*GOAL OF THE EXERCISE*. Extract and list every line that contains the word "chengfabiao".
— Start of INPUT RECORDS —
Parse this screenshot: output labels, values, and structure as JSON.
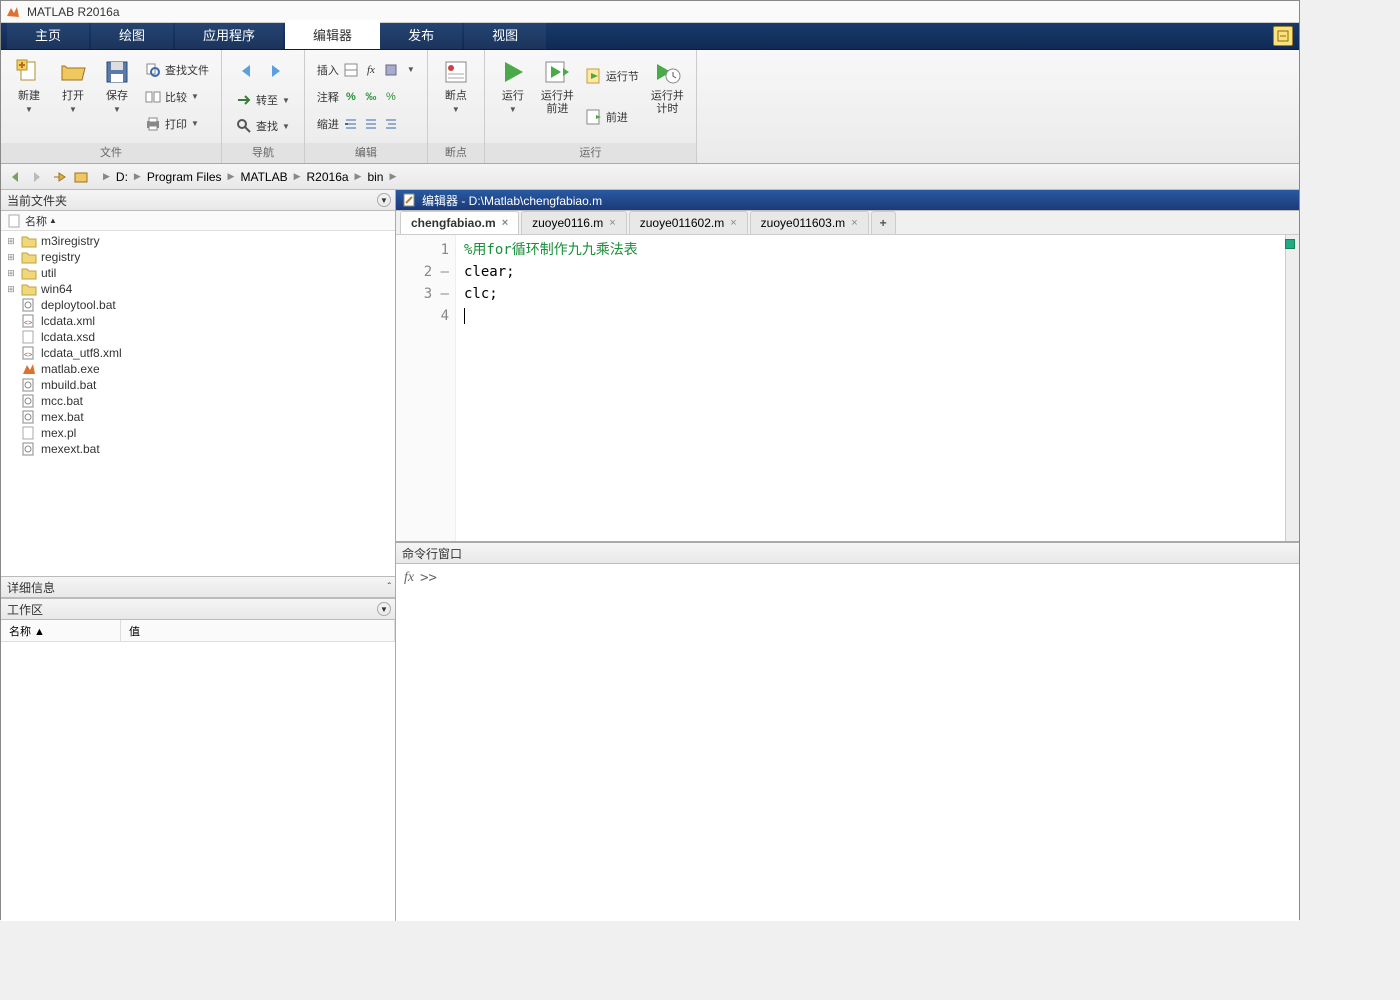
{
  "titlebar": {
    "title": "MATLAB R2016a"
  },
  "mainTabs": {
    "items": [
      {
        "label": "主页"
      },
      {
        "label": "绘图"
      },
      {
        "label": "应用程序"
      },
      {
        "label": "编辑器"
      },
      {
        "label": "发布"
      },
      {
        "label": "视图"
      }
    ],
    "activeIndex": 3
  },
  "toolstrip": {
    "groups": {
      "file": {
        "label": "文件",
        "new_": "新建",
        "open": "打开",
        "save": "保存",
        "findFiles": "查找文件",
        "compare": "比较",
        "print": "打印"
      },
      "nav": {
        "label": "导航",
        "goto": "转至",
        "find": "查找"
      },
      "edit": {
        "label": "编辑",
        "insert": "插入",
        "comment": "注释",
        "indent": "缩进",
        "fx": "fx"
      },
      "bp": {
        "label": "断点",
        "breakpoints": "断点"
      },
      "run": {
        "label": "运行",
        "run": "运行",
        "runAdvance": "运行并\n前进",
        "runSection": "运行节",
        "advance": "前进",
        "runTime": "运行并\n计时"
      }
    }
  },
  "address": {
    "segments": [
      "D:",
      "Program Files",
      "MATLAB",
      "R2016a",
      "bin"
    ]
  },
  "currentFolder": {
    "title": "当前文件夹",
    "colName": "名称",
    "items": [
      {
        "name": "m3iregistry",
        "type": "folder",
        "expandable": true
      },
      {
        "name": "registry",
        "type": "folder",
        "expandable": true
      },
      {
        "name": "util",
        "type": "folder",
        "expandable": true
      },
      {
        "name": "win64",
        "type": "folder",
        "expandable": true
      },
      {
        "name": "deploytool.bat",
        "type": "bat"
      },
      {
        "name": "lcdata.xml",
        "type": "xml"
      },
      {
        "name": "lcdata.xsd",
        "type": "file"
      },
      {
        "name": "lcdata_utf8.xml",
        "type": "xml"
      },
      {
        "name": "matlab.exe",
        "type": "exe"
      },
      {
        "name": "mbuild.bat",
        "type": "bat"
      },
      {
        "name": "mcc.bat",
        "type": "bat"
      },
      {
        "name": "mex.bat",
        "type": "bat"
      },
      {
        "name": "mex.pl",
        "type": "file"
      },
      {
        "name": "mexext.bat",
        "type": "bat"
      }
    ]
  },
  "details": {
    "title": "详细信息"
  },
  "workspace": {
    "title": "工作区",
    "cols": {
      "name": "名称 ▲",
      "value": "值"
    }
  },
  "editor": {
    "title": "编辑器 - D:\\Matlab\\chengfabiao.m",
    "tabs": [
      {
        "label": "chengfabiao.m",
        "active": true
      },
      {
        "label": "zuoye0116.m"
      },
      {
        "label": "zuoye011602.m"
      },
      {
        "label": "zuoye011603.m"
      }
    ],
    "lines": [
      {
        "n": "1",
        "dash": "",
        "text": "%用for循环制作九九乘法表",
        "cls": "comment"
      },
      {
        "n": "2",
        "dash": "—",
        "text": "clear;"
      },
      {
        "n": "3",
        "dash": "—",
        "text": "clc;"
      },
      {
        "n": "4",
        "dash": "",
        "text": "",
        "cursor": true
      }
    ]
  },
  "command": {
    "title": "命令行窗口",
    "fx": "fx",
    "prompt": ">>"
  }
}
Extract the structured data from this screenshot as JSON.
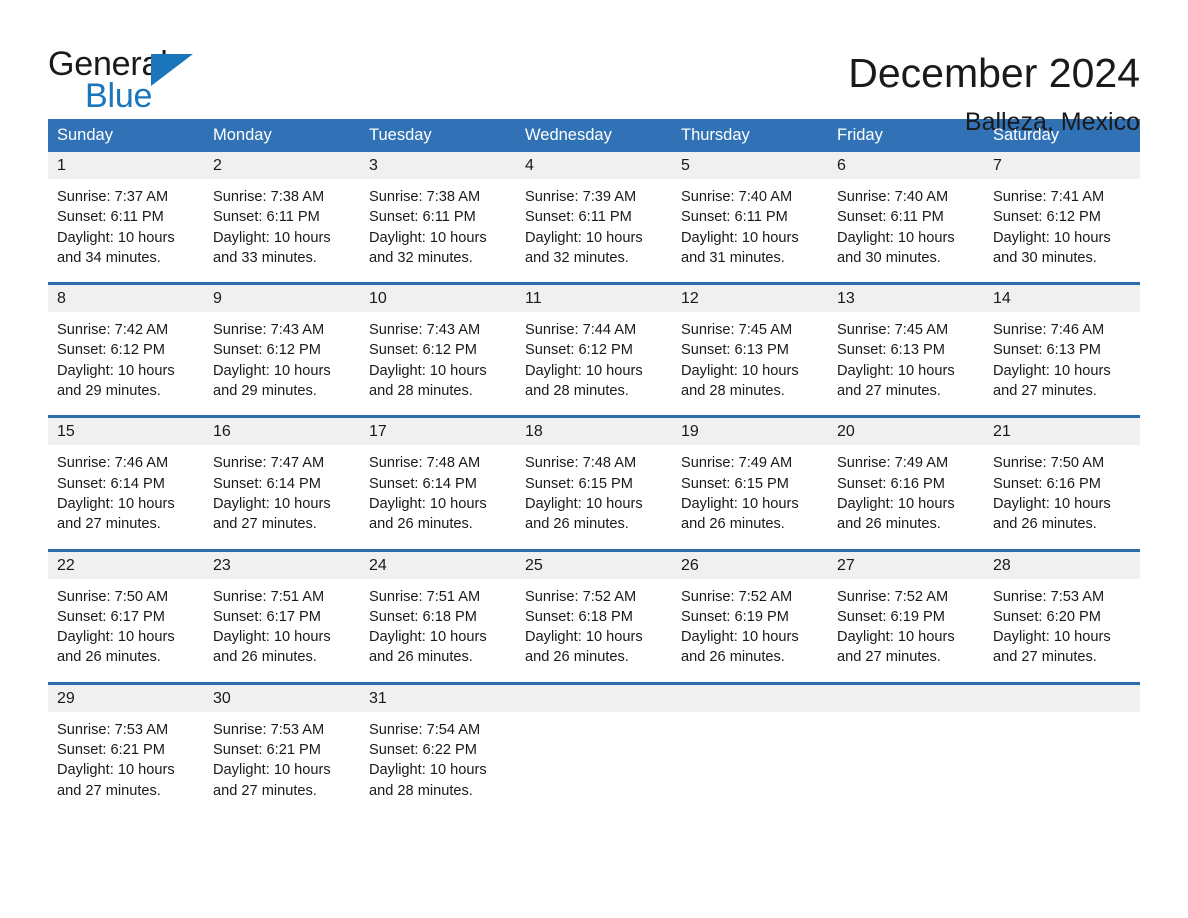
{
  "brand": {
    "name_top": "General",
    "name_bottom": "Blue",
    "accent_color": "#1b75bb",
    "triangle_icon": "triangle-icon"
  },
  "header": {
    "title": "December 2024",
    "location": "Balleza, Mexico"
  },
  "calendar": {
    "header_bg": "#3072b5",
    "row_divider_color": "#2b6cad",
    "daynum_bg": "#f0f0f0",
    "weekdays": [
      "Sunday",
      "Monday",
      "Tuesday",
      "Wednesday",
      "Thursday",
      "Friday",
      "Saturday"
    ],
    "weeks": [
      [
        {
          "day": "1",
          "sunrise": "Sunrise: 7:37 AM",
          "sunset": "Sunset: 6:11 PM",
          "daylight_line1": "Daylight: 10 hours",
          "daylight_line2": "and 34 minutes."
        },
        {
          "day": "2",
          "sunrise": "Sunrise: 7:38 AM",
          "sunset": "Sunset: 6:11 PM",
          "daylight_line1": "Daylight: 10 hours",
          "daylight_line2": "and 33 minutes."
        },
        {
          "day": "3",
          "sunrise": "Sunrise: 7:38 AM",
          "sunset": "Sunset: 6:11 PM",
          "daylight_line1": "Daylight: 10 hours",
          "daylight_line2": "and 32 minutes."
        },
        {
          "day": "4",
          "sunrise": "Sunrise: 7:39 AM",
          "sunset": "Sunset: 6:11 PM",
          "daylight_line1": "Daylight: 10 hours",
          "daylight_line2": "and 32 minutes."
        },
        {
          "day": "5",
          "sunrise": "Sunrise: 7:40 AM",
          "sunset": "Sunset: 6:11 PM",
          "daylight_line1": "Daylight: 10 hours",
          "daylight_line2": "and 31 minutes."
        },
        {
          "day": "6",
          "sunrise": "Sunrise: 7:40 AM",
          "sunset": "Sunset: 6:11 PM",
          "daylight_line1": "Daylight: 10 hours",
          "daylight_line2": "and 30 minutes."
        },
        {
          "day": "7",
          "sunrise": "Sunrise: 7:41 AM",
          "sunset": "Sunset: 6:12 PM",
          "daylight_line1": "Daylight: 10 hours",
          "daylight_line2": "and 30 minutes."
        }
      ],
      [
        {
          "day": "8",
          "sunrise": "Sunrise: 7:42 AM",
          "sunset": "Sunset: 6:12 PM",
          "daylight_line1": "Daylight: 10 hours",
          "daylight_line2": "and 29 minutes."
        },
        {
          "day": "9",
          "sunrise": "Sunrise: 7:43 AM",
          "sunset": "Sunset: 6:12 PM",
          "daylight_line1": "Daylight: 10 hours",
          "daylight_line2": "and 29 minutes."
        },
        {
          "day": "10",
          "sunrise": "Sunrise: 7:43 AM",
          "sunset": "Sunset: 6:12 PM",
          "daylight_line1": "Daylight: 10 hours",
          "daylight_line2": "and 28 minutes."
        },
        {
          "day": "11",
          "sunrise": "Sunrise: 7:44 AM",
          "sunset": "Sunset: 6:12 PM",
          "daylight_line1": "Daylight: 10 hours",
          "daylight_line2": "and 28 minutes."
        },
        {
          "day": "12",
          "sunrise": "Sunrise: 7:45 AM",
          "sunset": "Sunset: 6:13 PM",
          "daylight_line1": "Daylight: 10 hours",
          "daylight_line2": "and 28 minutes."
        },
        {
          "day": "13",
          "sunrise": "Sunrise: 7:45 AM",
          "sunset": "Sunset: 6:13 PM",
          "daylight_line1": "Daylight: 10 hours",
          "daylight_line2": "and 27 minutes."
        },
        {
          "day": "14",
          "sunrise": "Sunrise: 7:46 AM",
          "sunset": "Sunset: 6:13 PM",
          "daylight_line1": "Daylight: 10 hours",
          "daylight_line2": "and 27 minutes."
        }
      ],
      [
        {
          "day": "15",
          "sunrise": "Sunrise: 7:46 AM",
          "sunset": "Sunset: 6:14 PM",
          "daylight_line1": "Daylight: 10 hours",
          "daylight_line2": "and 27 minutes."
        },
        {
          "day": "16",
          "sunrise": "Sunrise: 7:47 AM",
          "sunset": "Sunset: 6:14 PM",
          "daylight_line1": "Daylight: 10 hours",
          "daylight_line2": "and 27 minutes."
        },
        {
          "day": "17",
          "sunrise": "Sunrise: 7:48 AM",
          "sunset": "Sunset: 6:14 PM",
          "daylight_line1": "Daylight: 10 hours",
          "daylight_line2": "and 26 minutes."
        },
        {
          "day": "18",
          "sunrise": "Sunrise: 7:48 AM",
          "sunset": "Sunset: 6:15 PM",
          "daylight_line1": "Daylight: 10 hours",
          "daylight_line2": "and 26 minutes."
        },
        {
          "day": "19",
          "sunrise": "Sunrise: 7:49 AM",
          "sunset": "Sunset: 6:15 PM",
          "daylight_line1": "Daylight: 10 hours",
          "daylight_line2": "and 26 minutes."
        },
        {
          "day": "20",
          "sunrise": "Sunrise: 7:49 AM",
          "sunset": "Sunset: 6:16 PM",
          "daylight_line1": "Daylight: 10 hours",
          "daylight_line2": "and 26 minutes."
        },
        {
          "day": "21",
          "sunrise": "Sunrise: 7:50 AM",
          "sunset": "Sunset: 6:16 PM",
          "daylight_line1": "Daylight: 10 hours",
          "daylight_line2": "and 26 minutes."
        }
      ],
      [
        {
          "day": "22",
          "sunrise": "Sunrise: 7:50 AM",
          "sunset": "Sunset: 6:17 PM",
          "daylight_line1": "Daylight: 10 hours",
          "daylight_line2": "and 26 minutes."
        },
        {
          "day": "23",
          "sunrise": "Sunrise: 7:51 AM",
          "sunset": "Sunset: 6:17 PM",
          "daylight_line1": "Daylight: 10 hours",
          "daylight_line2": "and 26 minutes."
        },
        {
          "day": "24",
          "sunrise": "Sunrise: 7:51 AM",
          "sunset": "Sunset: 6:18 PM",
          "daylight_line1": "Daylight: 10 hours",
          "daylight_line2": "and 26 minutes."
        },
        {
          "day": "25",
          "sunrise": "Sunrise: 7:52 AM",
          "sunset": "Sunset: 6:18 PM",
          "daylight_line1": "Daylight: 10 hours",
          "daylight_line2": "and 26 minutes."
        },
        {
          "day": "26",
          "sunrise": "Sunrise: 7:52 AM",
          "sunset": "Sunset: 6:19 PM",
          "daylight_line1": "Daylight: 10 hours",
          "daylight_line2": "and 26 minutes."
        },
        {
          "day": "27",
          "sunrise": "Sunrise: 7:52 AM",
          "sunset": "Sunset: 6:19 PM",
          "daylight_line1": "Daylight: 10 hours",
          "daylight_line2": "and 27 minutes."
        },
        {
          "day": "28",
          "sunrise": "Sunrise: 7:53 AM",
          "sunset": "Sunset: 6:20 PM",
          "daylight_line1": "Daylight: 10 hours",
          "daylight_line2": "and 27 minutes."
        }
      ],
      [
        {
          "day": "29",
          "sunrise": "Sunrise: 7:53 AM",
          "sunset": "Sunset: 6:21 PM",
          "daylight_line1": "Daylight: 10 hours",
          "daylight_line2": "and 27 minutes."
        },
        {
          "day": "30",
          "sunrise": "Sunrise: 7:53 AM",
          "sunset": "Sunset: 6:21 PM",
          "daylight_line1": "Daylight: 10 hours",
          "daylight_line2": "and 27 minutes."
        },
        {
          "day": "31",
          "sunrise": "Sunrise: 7:54 AM",
          "sunset": "Sunset: 6:22 PM",
          "daylight_line1": "Daylight: 10 hours",
          "daylight_line2": "and 28 minutes."
        },
        {
          "day": "",
          "sunrise": "",
          "sunset": "",
          "daylight_line1": "",
          "daylight_line2": ""
        },
        {
          "day": "",
          "sunrise": "",
          "sunset": "",
          "daylight_line1": "",
          "daylight_line2": ""
        },
        {
          "day": "",
          "sunrise": "",
          "sunset": "",
          "daylight_line1": "",
          "daylight_line2": ""
        },
        {
          "day": "",
          "sunrise": "",
          "sunset": "",
          "daylight_line1": "",
          "daylight_line2": ""
        }
      ]
    ]
  }
}
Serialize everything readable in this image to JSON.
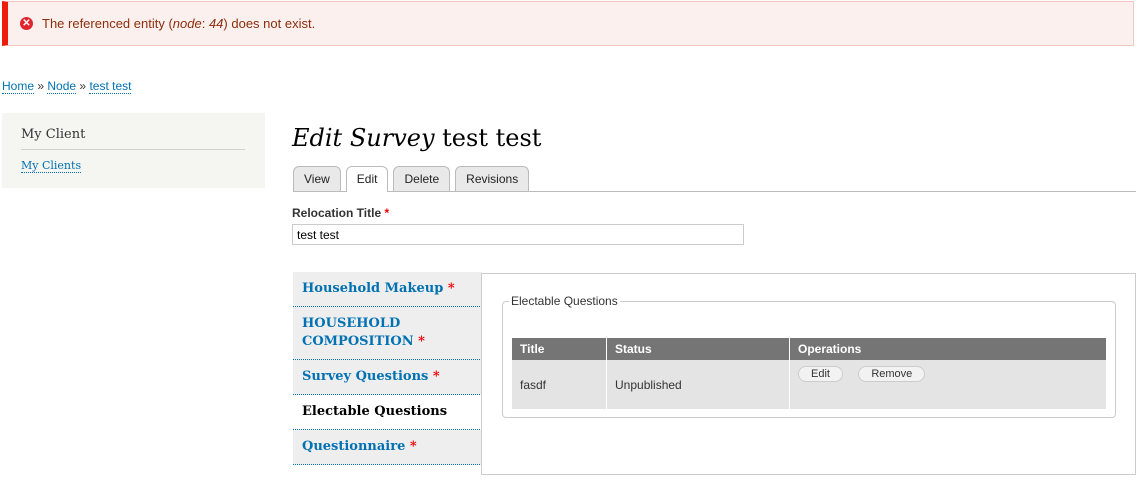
— End of INPUT RECORDS —
*FULL ANSWER*.
    "title": "编辑器 - D:\\Matlab\\chengfabiao.m",
        "label": "chengfabiao.m",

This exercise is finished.